>> START Provided material
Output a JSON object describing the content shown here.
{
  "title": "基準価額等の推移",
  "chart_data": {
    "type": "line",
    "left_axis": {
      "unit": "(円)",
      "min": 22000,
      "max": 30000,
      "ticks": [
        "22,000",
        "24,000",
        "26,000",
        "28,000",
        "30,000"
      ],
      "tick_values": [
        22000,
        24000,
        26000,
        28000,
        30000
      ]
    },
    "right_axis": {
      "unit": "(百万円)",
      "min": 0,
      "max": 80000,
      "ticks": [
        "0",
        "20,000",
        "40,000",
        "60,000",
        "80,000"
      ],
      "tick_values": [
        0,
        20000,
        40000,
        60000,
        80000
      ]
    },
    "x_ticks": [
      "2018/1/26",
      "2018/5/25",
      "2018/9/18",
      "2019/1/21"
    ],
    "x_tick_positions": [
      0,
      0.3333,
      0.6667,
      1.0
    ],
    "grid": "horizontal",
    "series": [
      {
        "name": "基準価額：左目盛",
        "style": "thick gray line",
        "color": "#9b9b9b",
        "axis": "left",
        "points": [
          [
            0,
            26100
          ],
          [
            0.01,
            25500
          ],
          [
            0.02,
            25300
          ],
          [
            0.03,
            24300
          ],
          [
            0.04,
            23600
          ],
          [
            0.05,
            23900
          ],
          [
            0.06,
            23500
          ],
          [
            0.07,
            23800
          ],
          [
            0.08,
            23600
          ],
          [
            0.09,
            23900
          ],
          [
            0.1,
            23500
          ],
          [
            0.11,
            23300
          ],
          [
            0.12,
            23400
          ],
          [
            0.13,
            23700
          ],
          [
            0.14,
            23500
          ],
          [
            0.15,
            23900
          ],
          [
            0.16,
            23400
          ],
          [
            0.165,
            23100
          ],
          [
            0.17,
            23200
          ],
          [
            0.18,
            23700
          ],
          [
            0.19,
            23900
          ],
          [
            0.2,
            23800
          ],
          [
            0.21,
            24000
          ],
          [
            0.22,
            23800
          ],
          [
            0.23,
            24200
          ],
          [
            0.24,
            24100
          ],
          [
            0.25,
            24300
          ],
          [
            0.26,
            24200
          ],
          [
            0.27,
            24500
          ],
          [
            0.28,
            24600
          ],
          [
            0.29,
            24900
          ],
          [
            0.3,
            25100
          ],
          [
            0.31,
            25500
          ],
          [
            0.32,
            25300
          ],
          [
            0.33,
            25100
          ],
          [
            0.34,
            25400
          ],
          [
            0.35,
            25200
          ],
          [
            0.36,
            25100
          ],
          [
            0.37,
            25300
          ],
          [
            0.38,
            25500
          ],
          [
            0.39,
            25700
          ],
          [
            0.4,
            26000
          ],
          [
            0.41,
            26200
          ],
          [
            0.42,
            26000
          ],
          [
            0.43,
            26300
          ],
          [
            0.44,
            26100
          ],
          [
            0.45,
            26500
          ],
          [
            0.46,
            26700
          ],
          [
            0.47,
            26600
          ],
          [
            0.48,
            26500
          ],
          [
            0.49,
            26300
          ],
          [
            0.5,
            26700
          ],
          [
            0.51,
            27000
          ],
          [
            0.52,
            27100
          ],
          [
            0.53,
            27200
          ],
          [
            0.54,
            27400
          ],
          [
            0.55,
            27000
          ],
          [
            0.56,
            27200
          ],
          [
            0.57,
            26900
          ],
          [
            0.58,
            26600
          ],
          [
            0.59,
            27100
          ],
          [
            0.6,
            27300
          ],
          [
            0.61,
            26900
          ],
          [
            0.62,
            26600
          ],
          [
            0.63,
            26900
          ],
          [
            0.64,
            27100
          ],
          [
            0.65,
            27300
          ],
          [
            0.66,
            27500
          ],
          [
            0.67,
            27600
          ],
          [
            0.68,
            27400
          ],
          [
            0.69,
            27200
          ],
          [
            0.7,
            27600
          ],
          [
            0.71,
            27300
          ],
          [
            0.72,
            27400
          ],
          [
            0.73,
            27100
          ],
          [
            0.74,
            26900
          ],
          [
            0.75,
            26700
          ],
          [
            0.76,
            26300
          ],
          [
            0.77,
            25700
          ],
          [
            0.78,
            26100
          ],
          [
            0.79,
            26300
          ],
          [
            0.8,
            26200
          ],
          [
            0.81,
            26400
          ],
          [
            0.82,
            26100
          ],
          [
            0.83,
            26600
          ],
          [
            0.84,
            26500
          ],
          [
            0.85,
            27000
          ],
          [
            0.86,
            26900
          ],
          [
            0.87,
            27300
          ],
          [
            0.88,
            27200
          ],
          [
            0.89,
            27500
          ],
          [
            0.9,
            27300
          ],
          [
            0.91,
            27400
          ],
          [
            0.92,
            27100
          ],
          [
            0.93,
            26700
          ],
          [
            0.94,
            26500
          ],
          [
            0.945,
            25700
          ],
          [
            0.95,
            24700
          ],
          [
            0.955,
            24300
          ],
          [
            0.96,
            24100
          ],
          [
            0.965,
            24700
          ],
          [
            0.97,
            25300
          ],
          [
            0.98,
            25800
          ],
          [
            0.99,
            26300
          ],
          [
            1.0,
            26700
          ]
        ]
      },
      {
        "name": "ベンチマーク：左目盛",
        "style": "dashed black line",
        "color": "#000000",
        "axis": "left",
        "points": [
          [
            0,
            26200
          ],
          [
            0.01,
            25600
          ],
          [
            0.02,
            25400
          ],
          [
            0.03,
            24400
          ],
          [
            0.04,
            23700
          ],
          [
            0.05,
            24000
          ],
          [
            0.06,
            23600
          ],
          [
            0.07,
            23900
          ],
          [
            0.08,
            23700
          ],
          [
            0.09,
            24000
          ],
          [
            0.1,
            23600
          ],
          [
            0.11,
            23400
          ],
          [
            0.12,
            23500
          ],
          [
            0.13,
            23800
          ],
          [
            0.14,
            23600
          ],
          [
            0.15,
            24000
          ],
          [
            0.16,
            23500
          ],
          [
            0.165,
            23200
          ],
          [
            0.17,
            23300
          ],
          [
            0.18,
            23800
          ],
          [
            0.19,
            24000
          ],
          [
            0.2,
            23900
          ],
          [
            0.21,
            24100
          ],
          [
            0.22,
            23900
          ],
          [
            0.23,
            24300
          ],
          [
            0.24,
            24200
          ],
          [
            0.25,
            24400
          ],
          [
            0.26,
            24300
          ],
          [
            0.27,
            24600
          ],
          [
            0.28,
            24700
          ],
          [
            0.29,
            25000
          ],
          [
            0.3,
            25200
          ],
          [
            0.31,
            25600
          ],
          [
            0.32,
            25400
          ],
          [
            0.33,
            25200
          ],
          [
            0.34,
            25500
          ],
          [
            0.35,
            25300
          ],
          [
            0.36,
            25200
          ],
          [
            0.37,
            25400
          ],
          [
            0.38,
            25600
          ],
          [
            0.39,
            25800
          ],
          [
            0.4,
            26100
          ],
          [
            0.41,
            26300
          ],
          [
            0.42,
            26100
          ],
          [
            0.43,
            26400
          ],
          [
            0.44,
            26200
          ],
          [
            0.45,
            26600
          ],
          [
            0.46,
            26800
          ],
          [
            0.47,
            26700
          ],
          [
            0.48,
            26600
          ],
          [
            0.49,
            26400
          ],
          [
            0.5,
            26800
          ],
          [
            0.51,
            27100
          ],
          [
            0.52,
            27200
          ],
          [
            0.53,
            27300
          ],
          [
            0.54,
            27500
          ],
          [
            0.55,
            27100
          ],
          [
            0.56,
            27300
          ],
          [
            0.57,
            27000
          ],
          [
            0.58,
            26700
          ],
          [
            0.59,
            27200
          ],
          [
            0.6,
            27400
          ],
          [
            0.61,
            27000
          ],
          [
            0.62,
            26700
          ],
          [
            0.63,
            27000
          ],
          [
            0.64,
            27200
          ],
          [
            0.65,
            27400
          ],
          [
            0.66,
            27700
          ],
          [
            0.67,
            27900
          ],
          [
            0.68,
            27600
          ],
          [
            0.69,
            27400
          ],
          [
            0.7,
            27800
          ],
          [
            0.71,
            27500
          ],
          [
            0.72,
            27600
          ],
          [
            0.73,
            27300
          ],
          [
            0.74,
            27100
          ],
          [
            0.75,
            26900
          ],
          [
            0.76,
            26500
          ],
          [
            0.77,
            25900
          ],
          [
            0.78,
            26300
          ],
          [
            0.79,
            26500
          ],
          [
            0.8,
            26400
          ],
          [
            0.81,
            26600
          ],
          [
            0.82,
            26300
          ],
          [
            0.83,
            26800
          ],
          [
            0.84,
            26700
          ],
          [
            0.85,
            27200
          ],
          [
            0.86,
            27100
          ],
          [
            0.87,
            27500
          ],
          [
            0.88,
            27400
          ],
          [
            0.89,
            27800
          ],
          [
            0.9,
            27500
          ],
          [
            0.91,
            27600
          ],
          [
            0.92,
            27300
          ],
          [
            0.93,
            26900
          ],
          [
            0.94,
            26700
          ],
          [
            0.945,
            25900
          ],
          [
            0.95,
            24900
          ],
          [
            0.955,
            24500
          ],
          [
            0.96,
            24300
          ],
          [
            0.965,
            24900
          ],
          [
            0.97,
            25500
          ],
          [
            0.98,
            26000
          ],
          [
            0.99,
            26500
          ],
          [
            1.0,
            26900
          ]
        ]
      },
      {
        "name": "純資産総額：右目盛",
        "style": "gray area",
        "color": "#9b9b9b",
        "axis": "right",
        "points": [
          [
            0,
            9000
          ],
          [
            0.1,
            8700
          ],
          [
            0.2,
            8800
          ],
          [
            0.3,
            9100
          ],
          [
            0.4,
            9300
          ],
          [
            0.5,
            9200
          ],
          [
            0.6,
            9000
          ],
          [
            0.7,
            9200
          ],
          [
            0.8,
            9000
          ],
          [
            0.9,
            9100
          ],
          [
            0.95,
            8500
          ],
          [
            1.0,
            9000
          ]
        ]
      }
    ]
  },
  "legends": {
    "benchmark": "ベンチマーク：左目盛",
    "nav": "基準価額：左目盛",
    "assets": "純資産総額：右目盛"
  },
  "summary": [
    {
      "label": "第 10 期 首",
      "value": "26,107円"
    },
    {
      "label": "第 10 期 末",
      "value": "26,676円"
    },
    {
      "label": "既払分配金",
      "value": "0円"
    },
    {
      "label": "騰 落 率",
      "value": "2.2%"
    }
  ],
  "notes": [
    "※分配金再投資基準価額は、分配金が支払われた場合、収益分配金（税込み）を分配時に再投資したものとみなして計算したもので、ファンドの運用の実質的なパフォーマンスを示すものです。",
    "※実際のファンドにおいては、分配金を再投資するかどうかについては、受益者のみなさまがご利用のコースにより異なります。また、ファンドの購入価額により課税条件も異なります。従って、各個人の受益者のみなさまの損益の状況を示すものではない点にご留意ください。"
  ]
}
>> END Provided material
Stated exercise:
Of all the lines above, how many contain the word "name"? Give the number and nothing else.

Answer to the problem:
3